::: Provided material

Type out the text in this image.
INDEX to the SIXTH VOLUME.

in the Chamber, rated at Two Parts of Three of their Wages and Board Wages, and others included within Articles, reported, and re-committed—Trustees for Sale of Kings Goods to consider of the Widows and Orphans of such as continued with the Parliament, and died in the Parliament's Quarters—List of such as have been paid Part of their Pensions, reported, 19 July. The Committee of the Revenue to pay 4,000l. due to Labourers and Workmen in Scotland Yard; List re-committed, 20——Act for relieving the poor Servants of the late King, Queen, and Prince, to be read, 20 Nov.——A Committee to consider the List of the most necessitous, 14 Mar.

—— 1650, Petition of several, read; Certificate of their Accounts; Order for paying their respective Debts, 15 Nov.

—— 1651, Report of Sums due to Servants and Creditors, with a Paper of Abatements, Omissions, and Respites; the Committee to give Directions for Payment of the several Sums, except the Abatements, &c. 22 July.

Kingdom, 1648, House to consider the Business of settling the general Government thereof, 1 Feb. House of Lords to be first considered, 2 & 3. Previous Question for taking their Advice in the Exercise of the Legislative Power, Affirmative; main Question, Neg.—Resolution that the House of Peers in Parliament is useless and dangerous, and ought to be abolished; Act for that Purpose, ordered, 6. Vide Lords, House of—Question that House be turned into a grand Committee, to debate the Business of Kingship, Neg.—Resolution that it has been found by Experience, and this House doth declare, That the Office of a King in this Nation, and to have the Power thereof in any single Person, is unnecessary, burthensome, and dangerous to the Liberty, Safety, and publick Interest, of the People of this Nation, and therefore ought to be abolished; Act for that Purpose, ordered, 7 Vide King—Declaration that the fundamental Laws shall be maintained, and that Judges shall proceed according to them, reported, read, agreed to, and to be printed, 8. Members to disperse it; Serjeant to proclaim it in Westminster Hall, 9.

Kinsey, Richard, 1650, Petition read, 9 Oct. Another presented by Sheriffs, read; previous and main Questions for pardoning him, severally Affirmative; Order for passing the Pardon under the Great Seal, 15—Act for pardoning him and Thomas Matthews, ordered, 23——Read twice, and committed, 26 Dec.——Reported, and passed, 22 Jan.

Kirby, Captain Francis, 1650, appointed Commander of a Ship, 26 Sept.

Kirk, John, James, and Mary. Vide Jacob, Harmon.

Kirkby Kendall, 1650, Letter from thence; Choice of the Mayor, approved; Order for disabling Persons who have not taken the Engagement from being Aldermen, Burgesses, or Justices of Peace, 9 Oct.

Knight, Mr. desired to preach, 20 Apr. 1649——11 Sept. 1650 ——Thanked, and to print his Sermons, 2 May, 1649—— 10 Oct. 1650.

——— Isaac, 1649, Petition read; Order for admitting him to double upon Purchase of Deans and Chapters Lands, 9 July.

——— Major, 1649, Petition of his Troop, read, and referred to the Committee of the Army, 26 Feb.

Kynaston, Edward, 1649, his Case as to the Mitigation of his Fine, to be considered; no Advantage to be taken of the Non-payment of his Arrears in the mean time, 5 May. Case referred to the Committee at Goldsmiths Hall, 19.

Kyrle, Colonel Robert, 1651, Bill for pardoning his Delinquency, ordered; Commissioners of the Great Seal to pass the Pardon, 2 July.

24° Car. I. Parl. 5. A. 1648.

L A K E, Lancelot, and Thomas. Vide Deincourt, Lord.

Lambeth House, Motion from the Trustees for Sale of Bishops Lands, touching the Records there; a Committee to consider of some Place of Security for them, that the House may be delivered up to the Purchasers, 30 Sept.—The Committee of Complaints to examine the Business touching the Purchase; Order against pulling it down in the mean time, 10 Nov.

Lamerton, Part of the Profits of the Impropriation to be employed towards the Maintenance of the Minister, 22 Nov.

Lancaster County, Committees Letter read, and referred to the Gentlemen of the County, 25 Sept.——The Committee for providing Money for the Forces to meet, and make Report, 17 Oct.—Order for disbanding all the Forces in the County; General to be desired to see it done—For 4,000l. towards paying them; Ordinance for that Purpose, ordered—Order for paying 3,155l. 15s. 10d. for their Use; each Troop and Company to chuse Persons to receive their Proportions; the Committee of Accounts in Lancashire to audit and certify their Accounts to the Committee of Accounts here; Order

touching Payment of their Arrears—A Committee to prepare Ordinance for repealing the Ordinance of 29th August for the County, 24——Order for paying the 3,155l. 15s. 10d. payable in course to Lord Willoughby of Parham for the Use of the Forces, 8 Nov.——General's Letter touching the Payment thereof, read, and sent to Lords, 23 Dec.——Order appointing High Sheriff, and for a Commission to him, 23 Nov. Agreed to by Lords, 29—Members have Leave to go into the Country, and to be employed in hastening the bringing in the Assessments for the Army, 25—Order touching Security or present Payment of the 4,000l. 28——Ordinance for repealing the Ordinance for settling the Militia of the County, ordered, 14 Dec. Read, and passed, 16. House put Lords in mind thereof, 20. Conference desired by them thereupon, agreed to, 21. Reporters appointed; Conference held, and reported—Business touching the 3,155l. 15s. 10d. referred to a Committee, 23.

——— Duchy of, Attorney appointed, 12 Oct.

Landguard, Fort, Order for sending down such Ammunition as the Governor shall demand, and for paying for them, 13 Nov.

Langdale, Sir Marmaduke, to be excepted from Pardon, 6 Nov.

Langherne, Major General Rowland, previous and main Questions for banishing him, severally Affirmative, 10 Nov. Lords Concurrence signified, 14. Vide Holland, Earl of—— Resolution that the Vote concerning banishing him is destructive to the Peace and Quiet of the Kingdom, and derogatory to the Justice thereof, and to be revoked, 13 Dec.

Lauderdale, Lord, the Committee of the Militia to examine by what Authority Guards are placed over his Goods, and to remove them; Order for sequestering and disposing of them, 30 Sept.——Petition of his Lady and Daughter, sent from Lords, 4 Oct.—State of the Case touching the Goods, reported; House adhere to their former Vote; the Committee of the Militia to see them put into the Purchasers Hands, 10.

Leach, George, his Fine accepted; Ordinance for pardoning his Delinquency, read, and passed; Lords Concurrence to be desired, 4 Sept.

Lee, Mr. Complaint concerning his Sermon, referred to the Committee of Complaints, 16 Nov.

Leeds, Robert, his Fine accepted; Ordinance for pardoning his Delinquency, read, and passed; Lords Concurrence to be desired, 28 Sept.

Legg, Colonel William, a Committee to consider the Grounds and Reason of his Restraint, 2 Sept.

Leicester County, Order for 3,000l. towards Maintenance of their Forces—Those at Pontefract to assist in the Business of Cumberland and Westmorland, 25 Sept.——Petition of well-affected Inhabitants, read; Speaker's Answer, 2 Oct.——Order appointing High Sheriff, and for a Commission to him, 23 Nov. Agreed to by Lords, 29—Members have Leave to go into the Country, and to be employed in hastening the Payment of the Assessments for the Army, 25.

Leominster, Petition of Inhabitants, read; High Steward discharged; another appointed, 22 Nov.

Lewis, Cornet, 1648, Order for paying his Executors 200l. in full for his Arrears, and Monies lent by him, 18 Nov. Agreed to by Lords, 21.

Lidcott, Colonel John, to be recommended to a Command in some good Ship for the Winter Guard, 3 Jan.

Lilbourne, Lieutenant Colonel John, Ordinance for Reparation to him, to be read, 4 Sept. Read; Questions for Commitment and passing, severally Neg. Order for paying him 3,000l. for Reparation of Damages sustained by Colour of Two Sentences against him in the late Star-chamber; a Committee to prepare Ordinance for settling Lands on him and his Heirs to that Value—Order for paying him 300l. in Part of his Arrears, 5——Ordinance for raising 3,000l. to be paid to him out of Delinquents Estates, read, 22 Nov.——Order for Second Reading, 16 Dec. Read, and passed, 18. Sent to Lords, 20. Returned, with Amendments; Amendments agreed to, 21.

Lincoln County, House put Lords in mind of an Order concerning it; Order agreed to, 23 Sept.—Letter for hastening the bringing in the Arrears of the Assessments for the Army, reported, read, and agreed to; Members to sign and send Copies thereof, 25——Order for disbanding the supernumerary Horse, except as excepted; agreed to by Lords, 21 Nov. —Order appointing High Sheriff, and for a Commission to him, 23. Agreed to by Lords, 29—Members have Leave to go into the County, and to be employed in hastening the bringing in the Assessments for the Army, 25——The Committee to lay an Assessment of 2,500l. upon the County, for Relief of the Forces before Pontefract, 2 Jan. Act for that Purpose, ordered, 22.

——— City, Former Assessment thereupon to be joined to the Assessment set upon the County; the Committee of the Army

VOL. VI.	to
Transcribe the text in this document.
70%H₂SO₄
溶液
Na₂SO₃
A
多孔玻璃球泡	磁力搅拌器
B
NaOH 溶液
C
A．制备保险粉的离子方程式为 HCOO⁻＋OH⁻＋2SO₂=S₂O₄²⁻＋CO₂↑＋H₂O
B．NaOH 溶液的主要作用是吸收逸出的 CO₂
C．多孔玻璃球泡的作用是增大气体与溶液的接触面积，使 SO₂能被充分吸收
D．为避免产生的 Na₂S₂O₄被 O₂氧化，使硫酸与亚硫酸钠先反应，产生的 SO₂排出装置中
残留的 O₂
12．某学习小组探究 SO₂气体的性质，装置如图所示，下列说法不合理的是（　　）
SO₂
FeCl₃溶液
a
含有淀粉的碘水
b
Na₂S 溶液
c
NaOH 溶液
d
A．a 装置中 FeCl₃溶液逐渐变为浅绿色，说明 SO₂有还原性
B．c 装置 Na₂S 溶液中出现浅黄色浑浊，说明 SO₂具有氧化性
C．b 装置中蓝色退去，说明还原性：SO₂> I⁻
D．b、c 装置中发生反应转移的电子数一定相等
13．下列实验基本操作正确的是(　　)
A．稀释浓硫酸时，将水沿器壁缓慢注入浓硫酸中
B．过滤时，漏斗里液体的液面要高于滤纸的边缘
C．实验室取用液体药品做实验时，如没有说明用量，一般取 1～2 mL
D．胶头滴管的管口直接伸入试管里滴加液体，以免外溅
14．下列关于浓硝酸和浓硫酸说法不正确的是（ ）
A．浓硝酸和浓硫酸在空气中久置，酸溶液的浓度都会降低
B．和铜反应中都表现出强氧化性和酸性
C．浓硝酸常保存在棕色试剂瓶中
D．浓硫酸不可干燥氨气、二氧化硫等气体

::::::

Task requirements
Reproduce the lines of the entries above exactly, but only from the line containing "Transcribe the text in this document." through the final line.

Answer to the task
Transcribe the text in this document.
70%H₂SO₄
溶液
Na₂SO₃
A
多孔玻璃球泡	磁力搅拌器
B
NaOH 溶液
C
A．制备保险粉的离子方程式为 HCOO⁻＋OH⁻＋2SO₂=S₂O₄²⁻＋CO₂↑＋H₂O
B．NaOH 溶液的主要作用是吸收逸出的 CO₂
C．多孔玻璃球泡的作用是增大气体与溶液的接触面积，使 SO₂能被充分吸收
D．为避免产生的 Na₂S₂O₄被 O₂氧化，使硫酸与亚硫酸钠先反应，产生的 SO₂排出装置中
残留的 O₂
12．某学习小组探究 SO₂气体的性质，装置如图所示，下列说法不合理的是（　　）
SO₂
FeCl₃溶液
a
含有淀粉的碘水
b
Na₂S 溶液
c
NaOH 溶液
d
A．a 装置中 FeCl₃溶液逐渐变为浅绿色，说明 SO₂有还原性
B．c 装置 Na₂S 溶液中出现浅黄色浑浊，说明 SO₂具有氧化性
C．b 装置中蓝色退去，说明还原性：SO₂> I⁻
D．b、c 装置中发生反应转移的电子数一定相等
13．下列实验基本操作正确的是(　　)
A．稀释浓硫酸时，将水沿器壁缓慢注入浓硫酸中
B．过滤时，漏斗里液体的液面要高于滤纸的边缘
C．实验室取用液体药品做实验时，如没有说明用量，一般取 1～2 mL
D．胶头滴管的管口直接伸入试管里滴加液体，以免外溅
14．下列关于浓硝酸和浓硫酸说法不正确的是（ ）
A．浓硝酸和浓硫酸在空气中久置，酸溶液的浓度都会降低
B．和铜反应中都表现出强氧化性和酸性
C．浓硝酸常保存在棕色试剂瓶中
D．浓硫酸不可干燥氨气、二氧化硫等气体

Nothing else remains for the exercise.